- Extracted records -
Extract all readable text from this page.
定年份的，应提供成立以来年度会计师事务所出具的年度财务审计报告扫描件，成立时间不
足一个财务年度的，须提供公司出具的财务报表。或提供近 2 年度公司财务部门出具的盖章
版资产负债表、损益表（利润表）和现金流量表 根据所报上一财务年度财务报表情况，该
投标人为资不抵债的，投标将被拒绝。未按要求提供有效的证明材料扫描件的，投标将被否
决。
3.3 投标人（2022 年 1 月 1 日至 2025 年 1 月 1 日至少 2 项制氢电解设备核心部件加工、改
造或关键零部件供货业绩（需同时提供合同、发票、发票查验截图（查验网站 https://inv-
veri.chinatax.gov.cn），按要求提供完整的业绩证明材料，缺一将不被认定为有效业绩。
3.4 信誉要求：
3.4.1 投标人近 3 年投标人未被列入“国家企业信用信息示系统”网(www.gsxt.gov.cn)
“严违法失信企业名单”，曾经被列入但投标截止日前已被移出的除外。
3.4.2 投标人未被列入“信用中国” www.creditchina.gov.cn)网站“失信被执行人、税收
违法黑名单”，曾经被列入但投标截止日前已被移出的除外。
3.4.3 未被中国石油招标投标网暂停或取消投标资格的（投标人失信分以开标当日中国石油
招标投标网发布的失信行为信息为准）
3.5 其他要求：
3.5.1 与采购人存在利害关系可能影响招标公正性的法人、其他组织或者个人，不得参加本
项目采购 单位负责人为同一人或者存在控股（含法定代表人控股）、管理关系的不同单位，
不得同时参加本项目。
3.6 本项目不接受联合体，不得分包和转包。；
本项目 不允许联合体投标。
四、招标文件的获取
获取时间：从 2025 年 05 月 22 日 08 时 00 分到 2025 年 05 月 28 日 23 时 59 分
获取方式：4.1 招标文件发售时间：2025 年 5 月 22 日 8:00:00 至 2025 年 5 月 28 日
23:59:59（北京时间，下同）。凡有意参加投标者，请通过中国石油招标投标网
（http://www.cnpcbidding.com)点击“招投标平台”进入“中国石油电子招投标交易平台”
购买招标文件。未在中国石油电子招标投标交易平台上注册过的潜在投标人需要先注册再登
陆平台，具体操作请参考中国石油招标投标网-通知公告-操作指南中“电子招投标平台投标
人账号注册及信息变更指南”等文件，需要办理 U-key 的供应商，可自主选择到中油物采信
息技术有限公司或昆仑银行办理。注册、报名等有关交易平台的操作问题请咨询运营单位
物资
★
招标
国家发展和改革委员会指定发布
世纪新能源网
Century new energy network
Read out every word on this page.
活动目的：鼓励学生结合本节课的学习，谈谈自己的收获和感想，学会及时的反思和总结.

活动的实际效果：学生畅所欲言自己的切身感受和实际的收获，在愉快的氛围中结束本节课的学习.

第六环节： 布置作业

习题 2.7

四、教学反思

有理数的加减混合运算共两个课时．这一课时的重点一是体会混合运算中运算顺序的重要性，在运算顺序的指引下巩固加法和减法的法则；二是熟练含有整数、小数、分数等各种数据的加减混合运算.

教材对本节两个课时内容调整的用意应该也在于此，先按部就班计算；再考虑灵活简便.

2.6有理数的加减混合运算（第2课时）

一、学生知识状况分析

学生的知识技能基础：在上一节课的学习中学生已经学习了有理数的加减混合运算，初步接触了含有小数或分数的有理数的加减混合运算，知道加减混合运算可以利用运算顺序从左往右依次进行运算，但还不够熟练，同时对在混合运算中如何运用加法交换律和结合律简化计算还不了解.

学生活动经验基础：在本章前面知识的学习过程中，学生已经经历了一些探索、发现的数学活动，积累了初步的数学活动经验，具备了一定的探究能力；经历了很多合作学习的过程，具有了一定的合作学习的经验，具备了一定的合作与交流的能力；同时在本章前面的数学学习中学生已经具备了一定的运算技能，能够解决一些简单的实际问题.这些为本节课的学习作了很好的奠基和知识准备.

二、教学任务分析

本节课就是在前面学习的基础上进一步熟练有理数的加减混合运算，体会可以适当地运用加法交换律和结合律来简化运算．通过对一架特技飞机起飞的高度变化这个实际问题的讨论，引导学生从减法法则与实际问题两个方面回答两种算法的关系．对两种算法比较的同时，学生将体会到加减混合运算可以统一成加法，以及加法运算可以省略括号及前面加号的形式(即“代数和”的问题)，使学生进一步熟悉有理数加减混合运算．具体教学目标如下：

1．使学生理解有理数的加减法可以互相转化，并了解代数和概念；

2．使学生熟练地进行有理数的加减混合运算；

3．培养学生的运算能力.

- What you are asked to do -
Find the word "曾经被列入但投标截止日前已被移出的除外" and list each line it appears in.

- In response -
“严违法失信企业名单”，曾经被列入但投标截止日前已被移出的除外。
违法黑名单”，曾经被列入但投标截止日前已被移出的除外。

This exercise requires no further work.